Mais de 30 crianças são vítimas de abuso sexual por dia no estado de São Paulo. Somente em janeiro, foram registrados 1.285 casos consumados de violência sexual, dos quais 979 – 82% do total – foram classificados como estupro de vulnerável, quando a vítima tem menos de 14 anos. Os dados estão disponíveis no Portal da Transparência da Secretaria de Segurança Pública. A Lei nº 17.431, de 14 de outubro de 2021, obriga o governo paulista a divulgar os índices de violência contra a mulher.
Janeiro não foi um ponto fora da curva. Em 2024, foram registrados 3.306 casos de estupro consumado em São Paulo, contra indivíduos com mais de 14 anos, e outros 10.484 casos de estupro de vulnerável. Na prática, isso significa que sete em cada dez vítimas de violência sexual eram crianças ou adolescentes que mal haviam saído da infância. O número de ocorrências cresceu 12,3% nos últimos três anos, alerta Celeste Leite dos Santos, promotora do Ministério Público paulista e presidente do Instituto Pró-Vítima. “Na maioria dos casos, são meninas de 2 a 13 anos de idade.”
Apesar do cenário desolador, o governo paulista tem reduzido os investimentos em programas para proteger essas meninas, denuncia o deputado estadual Paulo Fiorilo, do PT. No ano passado, a Secretaria de Políticas para a Mulher, comandada por Valéria Bolsonaro – casada com um primo em segundo grau do ex-presidente Jair Bolsonaro –, tinha disponível 24,2 milhões de reais para gastar, mas apenas 9 milhões foram empenhados, o restante foi contingenciado, revela uma análise da execução orçamentária feita pelo parlamentar. Dos 5 milhões de reais previstos para a rubrica “Enfrentamento à Violência Contra a Mulher”, nenhum centavo foi gasto.

▶ **Material fornecido**
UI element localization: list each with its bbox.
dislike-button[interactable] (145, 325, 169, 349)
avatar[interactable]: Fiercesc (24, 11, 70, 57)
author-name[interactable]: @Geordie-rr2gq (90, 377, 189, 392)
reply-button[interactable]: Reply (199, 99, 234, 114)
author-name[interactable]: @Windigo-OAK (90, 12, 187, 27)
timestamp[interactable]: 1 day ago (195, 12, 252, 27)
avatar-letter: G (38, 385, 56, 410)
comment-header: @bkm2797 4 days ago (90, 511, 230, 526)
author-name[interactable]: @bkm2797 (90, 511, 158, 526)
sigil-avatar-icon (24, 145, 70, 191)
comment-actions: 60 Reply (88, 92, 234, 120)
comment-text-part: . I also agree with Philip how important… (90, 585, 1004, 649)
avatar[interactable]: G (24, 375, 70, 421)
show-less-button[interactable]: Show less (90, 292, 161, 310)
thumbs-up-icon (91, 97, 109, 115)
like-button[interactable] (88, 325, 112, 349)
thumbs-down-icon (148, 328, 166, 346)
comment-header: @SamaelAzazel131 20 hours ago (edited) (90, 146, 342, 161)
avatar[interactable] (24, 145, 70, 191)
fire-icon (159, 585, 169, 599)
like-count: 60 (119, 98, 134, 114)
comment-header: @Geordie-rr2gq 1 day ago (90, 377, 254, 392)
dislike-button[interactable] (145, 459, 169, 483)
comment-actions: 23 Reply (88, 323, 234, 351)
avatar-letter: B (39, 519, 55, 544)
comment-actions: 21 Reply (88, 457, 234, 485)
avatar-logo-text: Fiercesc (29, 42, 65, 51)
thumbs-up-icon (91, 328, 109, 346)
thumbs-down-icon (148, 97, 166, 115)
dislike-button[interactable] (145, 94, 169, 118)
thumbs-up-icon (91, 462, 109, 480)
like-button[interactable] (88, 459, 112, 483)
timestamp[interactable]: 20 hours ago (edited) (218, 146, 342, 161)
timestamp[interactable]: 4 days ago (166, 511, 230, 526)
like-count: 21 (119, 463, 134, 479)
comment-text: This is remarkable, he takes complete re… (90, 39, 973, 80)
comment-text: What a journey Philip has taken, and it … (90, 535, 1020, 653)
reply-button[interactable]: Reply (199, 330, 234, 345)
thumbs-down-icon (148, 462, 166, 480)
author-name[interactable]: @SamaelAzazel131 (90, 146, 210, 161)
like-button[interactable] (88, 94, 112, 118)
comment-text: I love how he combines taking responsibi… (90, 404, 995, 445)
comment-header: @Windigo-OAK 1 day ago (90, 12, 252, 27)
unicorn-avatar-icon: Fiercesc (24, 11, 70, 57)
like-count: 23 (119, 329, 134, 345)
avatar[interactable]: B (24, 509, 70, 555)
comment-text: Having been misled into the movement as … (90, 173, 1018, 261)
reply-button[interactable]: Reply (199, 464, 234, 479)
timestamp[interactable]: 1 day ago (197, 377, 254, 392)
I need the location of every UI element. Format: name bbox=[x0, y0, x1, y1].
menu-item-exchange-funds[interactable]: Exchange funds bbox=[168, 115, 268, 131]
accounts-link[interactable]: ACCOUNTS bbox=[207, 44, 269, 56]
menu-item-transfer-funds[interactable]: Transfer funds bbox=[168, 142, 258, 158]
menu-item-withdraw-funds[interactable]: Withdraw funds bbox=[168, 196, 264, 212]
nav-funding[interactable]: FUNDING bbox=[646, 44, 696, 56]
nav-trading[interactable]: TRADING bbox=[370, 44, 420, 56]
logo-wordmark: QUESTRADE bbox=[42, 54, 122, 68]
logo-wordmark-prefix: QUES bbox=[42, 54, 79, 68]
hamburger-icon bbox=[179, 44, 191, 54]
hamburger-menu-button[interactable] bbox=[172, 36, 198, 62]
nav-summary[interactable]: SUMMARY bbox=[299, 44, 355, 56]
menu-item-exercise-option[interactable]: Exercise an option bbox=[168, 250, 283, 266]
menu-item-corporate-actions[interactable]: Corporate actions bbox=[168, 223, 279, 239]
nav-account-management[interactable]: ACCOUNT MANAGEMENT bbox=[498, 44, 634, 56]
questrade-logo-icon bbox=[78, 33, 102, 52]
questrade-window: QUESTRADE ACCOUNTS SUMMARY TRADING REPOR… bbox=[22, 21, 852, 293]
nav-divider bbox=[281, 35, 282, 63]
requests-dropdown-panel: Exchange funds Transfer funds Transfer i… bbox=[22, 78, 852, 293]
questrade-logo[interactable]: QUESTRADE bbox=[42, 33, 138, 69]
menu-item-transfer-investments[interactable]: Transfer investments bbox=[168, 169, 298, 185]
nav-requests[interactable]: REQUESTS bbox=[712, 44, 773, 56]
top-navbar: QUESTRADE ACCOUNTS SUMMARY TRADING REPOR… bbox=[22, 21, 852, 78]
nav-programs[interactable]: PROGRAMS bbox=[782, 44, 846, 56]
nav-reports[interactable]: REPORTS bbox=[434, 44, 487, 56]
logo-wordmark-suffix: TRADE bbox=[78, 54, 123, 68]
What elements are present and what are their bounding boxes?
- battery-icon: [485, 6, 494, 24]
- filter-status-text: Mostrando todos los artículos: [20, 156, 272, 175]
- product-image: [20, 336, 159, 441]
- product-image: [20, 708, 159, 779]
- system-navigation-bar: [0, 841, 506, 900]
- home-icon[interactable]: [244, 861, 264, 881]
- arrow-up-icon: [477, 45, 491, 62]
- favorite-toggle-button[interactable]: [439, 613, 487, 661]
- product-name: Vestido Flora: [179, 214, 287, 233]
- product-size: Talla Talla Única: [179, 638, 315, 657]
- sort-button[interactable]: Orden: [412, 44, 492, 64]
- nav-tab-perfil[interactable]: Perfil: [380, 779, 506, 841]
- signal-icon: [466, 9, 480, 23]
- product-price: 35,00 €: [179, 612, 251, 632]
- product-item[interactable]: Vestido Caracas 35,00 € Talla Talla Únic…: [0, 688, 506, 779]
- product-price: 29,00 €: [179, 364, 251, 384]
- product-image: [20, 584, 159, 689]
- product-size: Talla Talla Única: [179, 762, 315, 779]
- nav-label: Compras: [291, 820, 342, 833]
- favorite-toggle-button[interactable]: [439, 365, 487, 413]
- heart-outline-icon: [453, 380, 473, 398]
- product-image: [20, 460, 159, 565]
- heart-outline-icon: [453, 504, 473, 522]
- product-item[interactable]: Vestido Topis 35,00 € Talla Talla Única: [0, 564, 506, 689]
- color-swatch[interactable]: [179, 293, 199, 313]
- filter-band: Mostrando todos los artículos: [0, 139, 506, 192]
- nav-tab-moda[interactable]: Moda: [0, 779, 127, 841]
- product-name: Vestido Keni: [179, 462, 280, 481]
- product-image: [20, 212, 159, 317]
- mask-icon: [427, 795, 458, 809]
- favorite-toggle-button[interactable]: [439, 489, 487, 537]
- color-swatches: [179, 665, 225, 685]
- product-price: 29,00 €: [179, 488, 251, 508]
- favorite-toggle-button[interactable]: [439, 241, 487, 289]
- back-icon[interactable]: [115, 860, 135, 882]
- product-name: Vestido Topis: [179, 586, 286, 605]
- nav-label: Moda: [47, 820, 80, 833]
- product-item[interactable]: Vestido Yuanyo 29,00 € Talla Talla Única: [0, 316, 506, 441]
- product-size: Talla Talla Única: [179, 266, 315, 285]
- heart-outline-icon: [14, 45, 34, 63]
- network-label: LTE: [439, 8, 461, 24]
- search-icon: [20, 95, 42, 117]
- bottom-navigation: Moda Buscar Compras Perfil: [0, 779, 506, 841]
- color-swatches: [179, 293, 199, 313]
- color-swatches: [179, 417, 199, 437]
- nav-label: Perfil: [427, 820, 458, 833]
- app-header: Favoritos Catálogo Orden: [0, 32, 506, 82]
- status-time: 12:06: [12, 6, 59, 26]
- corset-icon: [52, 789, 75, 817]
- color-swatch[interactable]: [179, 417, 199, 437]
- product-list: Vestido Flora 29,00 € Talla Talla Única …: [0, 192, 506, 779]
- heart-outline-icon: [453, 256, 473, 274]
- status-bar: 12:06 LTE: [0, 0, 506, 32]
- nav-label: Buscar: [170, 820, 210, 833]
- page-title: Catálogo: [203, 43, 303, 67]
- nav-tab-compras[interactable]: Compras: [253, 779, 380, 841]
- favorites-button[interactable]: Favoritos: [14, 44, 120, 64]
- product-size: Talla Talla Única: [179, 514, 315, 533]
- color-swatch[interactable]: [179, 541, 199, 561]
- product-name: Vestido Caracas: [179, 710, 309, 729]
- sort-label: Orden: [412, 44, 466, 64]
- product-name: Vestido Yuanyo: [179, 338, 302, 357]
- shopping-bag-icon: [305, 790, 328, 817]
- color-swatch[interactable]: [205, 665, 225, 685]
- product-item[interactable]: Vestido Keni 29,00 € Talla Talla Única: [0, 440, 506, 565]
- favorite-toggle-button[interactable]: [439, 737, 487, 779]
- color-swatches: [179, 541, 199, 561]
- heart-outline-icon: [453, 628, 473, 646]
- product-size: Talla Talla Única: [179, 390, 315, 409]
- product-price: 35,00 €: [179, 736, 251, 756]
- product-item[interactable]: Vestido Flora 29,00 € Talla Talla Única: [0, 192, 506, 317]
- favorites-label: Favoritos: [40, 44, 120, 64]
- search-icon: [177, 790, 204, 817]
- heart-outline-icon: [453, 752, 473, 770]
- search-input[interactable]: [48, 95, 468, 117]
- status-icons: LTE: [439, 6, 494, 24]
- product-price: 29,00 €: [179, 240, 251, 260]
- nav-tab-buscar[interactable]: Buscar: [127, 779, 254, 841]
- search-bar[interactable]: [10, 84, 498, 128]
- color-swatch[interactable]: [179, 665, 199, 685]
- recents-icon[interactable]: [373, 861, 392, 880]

▶ **Enunciado A**
Resuma em duas frases o texto sobre abuso sexual infantil em São Paulo.
▶ **Enunciado B**
Dê continuidade ao texto sobre abuso sexual infantil em São Paulo a partir da última frase apresentada.

▶ **Resposta A**
No estado de São Paulo, mais de 30 crianças são vítimas de abuso sexual por dia, e em 2024 foram registrados 10.484 casos de estupro de vulnerável, contra 3.306 casos de estupro consumado de pessoas com mais de 14 anos. Apesar desse cenário, segundo análise do deputado estadual Paulo Fiorilo, a Secretaria de Políticas para a Mulher empenhou no ano passado apenas 9 milhões dos 24,2 milhões de reais disponíveis e não gastou nenhum centavo dos 5 milhões previstos para o enfrentamento à violência contra a mulher.

▶ **Resposta B**
Inimigo íntimo. O perigo está mais perto do que as famílias brasileiras imaginam, alerta a ONG Childhood Brasil – Imagem: Childwood Brasil
O aperto deve repetir-se em 2025, revela a análise do deputado Fiorilo. Dos 36,2 milhões reservados no orçamento deste ano, ao menos 20,3 milhões estão contingenciados. Assessora de projetos na Secretaria de Políticas para a Mulher, Kate Maciel Mota reconhece que a pasta também é responsável por prestar acolhimento a crianças e adolescentes vítimas de abuso, mas pondera que as ações direcionadas a esse público são “desenvolvidas de forma transversal”. Nesse arranjo, a secretaria por vezes atua como articuladora de políticas públicas, mas sem utilizar recursos próprios para custear as iniciativas. Os investimentos podem ser feitos por outros órgãos da administração estadual. Não seria justo, portanto, observar uma rubrica específica e desconsiderar o conjunto de iniciativas do governo.
O problema é que a escassez de recursos para proteger as meninas também é notória em outras áreas. Em 2024, o governador Tarcísio de Freitas congelou os investimentos para a ampliação das Delegacias da Mulher 24 horas, sob responsabilidade da Secretaria de Segurança Pública. À época, a justificativa era de que o governo estava estruturando delegacias destinadas à proteção de todas as vítimas de violência interpessoal, incluindo crianças, adolescentes, mulheres e idosos. No entanto, dos 40 milhões de reais previstos para esse projeto, nenhum centavo foi executado. No orçamento deste ano, a rubrica 6560, destinada a essa finalidade, prevê 16 milhões de reais, dos quais 15,1 milhões foram contingenciados – 94% dos recursos.
Após a entrevista de Maciel à reportagem, a assessoria de imprensa do governo paulista enviou uma nota reforçando o caráter “multissecretarial” das ações de combate à violência contra crianças e adolescentes e detalhando uma série de iniciativas de “acolhimento e proteção”. O texto não informava, porém, qual foi o volume de recursos reservado para cada uma dessas ações no orçamento, nem quanto efetivamente foi empenhado ou executado.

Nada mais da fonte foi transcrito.